# Input data
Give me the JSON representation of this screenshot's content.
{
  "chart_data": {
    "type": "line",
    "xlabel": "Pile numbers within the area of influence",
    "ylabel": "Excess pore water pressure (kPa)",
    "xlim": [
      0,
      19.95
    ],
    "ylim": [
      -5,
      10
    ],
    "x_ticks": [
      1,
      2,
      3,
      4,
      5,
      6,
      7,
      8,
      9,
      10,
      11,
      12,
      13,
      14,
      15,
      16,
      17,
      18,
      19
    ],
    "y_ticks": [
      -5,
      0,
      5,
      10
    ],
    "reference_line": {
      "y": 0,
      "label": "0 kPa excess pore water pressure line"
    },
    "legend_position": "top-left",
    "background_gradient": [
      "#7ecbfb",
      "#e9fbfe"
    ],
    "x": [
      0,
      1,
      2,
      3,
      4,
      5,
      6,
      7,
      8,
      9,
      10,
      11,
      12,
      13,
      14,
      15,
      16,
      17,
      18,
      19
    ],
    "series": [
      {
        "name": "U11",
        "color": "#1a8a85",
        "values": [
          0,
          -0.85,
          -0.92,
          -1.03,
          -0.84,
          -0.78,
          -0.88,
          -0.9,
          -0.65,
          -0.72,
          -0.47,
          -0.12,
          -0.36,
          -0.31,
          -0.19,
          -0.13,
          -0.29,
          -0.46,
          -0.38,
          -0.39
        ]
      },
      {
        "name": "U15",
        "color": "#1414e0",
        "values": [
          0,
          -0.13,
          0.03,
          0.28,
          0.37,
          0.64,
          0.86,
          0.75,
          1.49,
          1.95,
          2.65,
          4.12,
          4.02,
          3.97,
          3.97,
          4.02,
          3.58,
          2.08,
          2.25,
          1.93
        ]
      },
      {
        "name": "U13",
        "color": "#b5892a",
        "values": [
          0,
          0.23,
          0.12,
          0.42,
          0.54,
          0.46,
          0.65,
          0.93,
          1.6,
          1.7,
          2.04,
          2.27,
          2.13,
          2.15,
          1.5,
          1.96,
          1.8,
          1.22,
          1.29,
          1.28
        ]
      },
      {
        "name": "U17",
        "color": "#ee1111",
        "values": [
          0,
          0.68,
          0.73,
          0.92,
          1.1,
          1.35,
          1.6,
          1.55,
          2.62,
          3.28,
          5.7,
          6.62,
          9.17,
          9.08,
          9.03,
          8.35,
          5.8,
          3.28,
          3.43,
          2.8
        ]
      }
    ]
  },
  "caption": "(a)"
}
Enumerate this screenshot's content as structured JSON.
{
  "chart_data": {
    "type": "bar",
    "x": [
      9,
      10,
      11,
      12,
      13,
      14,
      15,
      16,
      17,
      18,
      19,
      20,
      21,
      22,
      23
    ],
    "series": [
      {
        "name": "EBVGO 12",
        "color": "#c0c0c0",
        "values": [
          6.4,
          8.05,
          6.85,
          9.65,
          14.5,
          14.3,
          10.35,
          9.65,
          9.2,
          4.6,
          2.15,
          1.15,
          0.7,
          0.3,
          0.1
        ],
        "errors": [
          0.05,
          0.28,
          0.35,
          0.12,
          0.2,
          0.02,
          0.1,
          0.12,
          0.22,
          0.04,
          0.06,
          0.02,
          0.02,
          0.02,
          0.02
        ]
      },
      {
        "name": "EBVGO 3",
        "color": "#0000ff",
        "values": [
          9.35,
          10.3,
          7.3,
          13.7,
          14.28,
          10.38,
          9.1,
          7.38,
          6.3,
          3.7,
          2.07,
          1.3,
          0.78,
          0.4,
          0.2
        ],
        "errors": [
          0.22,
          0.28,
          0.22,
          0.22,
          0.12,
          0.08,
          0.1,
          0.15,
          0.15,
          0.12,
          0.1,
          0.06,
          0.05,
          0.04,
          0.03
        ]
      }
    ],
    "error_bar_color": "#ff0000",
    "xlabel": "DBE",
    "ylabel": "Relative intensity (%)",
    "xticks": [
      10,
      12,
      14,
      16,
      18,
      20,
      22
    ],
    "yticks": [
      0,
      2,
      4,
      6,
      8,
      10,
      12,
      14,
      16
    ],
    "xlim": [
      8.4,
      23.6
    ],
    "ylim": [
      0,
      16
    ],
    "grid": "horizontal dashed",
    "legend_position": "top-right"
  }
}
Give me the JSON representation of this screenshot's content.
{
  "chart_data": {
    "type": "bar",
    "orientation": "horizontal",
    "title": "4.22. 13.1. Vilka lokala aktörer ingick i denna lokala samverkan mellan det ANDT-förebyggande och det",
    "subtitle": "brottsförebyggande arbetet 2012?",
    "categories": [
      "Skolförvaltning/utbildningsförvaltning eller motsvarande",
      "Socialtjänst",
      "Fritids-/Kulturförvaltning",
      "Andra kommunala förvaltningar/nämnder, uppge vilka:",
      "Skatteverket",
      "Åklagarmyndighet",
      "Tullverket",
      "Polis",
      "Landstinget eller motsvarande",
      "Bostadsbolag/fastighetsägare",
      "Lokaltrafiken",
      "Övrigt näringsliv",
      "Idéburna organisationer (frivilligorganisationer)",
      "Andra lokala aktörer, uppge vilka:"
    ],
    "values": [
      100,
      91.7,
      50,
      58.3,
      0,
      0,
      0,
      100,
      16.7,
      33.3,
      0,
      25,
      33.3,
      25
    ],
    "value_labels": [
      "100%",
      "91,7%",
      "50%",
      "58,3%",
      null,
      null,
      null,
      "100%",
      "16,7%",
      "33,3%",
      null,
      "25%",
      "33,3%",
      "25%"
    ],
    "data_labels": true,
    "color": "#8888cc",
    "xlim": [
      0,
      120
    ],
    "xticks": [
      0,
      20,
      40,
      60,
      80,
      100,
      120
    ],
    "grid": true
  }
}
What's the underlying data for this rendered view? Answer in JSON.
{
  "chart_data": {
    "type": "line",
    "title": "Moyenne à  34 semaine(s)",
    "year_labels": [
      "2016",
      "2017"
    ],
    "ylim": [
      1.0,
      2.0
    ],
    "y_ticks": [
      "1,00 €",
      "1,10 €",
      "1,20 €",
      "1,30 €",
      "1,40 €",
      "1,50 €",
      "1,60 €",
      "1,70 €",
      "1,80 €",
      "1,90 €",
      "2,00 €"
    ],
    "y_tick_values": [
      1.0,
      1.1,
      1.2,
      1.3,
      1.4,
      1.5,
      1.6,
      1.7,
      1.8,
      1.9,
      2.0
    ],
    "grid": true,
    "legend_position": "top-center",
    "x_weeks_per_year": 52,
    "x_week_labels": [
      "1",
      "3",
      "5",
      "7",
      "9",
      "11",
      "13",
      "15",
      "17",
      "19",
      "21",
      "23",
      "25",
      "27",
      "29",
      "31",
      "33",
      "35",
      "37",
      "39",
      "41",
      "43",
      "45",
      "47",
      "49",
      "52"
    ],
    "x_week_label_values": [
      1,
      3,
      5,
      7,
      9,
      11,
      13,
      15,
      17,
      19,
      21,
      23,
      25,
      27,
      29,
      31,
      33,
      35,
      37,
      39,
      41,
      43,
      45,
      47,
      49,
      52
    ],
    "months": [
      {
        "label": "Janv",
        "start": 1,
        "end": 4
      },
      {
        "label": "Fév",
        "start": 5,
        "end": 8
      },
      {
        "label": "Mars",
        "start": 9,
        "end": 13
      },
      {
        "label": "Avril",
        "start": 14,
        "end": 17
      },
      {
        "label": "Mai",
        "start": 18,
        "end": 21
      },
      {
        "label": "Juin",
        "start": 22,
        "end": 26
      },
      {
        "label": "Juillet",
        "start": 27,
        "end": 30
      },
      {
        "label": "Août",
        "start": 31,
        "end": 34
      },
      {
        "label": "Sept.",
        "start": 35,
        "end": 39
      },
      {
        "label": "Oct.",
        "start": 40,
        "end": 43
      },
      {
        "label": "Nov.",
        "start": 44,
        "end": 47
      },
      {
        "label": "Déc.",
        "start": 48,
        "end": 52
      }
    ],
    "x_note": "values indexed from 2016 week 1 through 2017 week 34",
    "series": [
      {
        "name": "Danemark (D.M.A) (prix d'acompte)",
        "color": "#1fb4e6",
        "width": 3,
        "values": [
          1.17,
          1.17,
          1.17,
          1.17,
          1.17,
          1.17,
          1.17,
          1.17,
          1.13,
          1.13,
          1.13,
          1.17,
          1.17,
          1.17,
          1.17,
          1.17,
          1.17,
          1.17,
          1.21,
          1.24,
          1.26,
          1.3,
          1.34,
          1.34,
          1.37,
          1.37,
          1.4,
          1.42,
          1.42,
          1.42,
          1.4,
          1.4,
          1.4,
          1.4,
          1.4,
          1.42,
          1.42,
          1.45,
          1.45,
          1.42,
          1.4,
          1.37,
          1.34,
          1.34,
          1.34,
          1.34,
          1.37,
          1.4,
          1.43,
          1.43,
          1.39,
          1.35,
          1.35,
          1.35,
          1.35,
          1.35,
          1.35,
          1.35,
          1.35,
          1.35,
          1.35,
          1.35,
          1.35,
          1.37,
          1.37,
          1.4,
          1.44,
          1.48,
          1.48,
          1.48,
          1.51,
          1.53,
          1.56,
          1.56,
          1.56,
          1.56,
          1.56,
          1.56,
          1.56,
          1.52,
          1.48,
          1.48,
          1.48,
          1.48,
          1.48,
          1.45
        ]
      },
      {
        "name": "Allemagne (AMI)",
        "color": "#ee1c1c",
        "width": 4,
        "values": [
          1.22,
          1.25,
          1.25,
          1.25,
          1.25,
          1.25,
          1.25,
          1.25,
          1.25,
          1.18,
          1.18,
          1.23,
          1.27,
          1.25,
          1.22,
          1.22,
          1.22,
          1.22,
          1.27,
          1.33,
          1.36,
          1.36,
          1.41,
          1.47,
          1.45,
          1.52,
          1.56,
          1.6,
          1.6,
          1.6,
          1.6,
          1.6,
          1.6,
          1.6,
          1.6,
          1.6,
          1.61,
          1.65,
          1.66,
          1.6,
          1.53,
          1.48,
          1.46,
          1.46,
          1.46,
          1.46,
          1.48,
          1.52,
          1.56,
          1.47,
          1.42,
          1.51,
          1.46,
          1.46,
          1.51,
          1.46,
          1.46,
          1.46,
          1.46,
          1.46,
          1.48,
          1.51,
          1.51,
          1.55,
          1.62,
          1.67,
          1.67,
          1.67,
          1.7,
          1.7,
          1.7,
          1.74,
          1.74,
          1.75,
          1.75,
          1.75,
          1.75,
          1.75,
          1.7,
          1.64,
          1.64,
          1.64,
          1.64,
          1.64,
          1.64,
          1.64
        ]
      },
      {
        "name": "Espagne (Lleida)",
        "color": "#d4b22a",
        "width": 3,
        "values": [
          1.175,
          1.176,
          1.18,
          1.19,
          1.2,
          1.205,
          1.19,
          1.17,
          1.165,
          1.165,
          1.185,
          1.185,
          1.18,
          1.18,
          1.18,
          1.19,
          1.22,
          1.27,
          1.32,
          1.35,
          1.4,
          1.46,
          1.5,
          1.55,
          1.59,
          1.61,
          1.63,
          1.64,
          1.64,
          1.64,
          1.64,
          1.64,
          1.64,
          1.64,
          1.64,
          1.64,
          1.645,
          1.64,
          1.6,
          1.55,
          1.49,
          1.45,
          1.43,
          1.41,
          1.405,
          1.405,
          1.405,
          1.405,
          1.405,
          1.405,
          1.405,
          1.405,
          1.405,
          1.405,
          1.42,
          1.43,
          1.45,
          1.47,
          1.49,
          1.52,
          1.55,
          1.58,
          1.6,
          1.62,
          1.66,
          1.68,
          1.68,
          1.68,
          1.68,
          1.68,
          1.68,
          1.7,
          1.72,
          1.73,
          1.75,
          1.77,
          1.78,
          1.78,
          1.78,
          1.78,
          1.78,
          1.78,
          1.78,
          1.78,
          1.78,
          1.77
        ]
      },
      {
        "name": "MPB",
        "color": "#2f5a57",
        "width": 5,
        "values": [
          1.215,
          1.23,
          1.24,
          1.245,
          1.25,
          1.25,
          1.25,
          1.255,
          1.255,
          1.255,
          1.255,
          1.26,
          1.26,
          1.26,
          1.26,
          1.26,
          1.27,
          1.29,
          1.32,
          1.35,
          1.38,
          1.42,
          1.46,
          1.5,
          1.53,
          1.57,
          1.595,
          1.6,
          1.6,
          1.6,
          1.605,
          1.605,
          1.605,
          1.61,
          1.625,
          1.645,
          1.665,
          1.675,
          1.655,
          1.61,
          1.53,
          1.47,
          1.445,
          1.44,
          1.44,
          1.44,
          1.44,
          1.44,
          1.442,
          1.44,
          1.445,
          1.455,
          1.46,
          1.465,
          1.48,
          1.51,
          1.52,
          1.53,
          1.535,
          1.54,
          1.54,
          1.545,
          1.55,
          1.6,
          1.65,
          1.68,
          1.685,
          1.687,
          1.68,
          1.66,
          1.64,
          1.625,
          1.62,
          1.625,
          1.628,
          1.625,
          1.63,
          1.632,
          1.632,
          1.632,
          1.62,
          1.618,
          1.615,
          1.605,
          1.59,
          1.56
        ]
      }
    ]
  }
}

# Task instructions
How many of the lines above hold "aktörer"? Answer with only the number.

# Full solution
2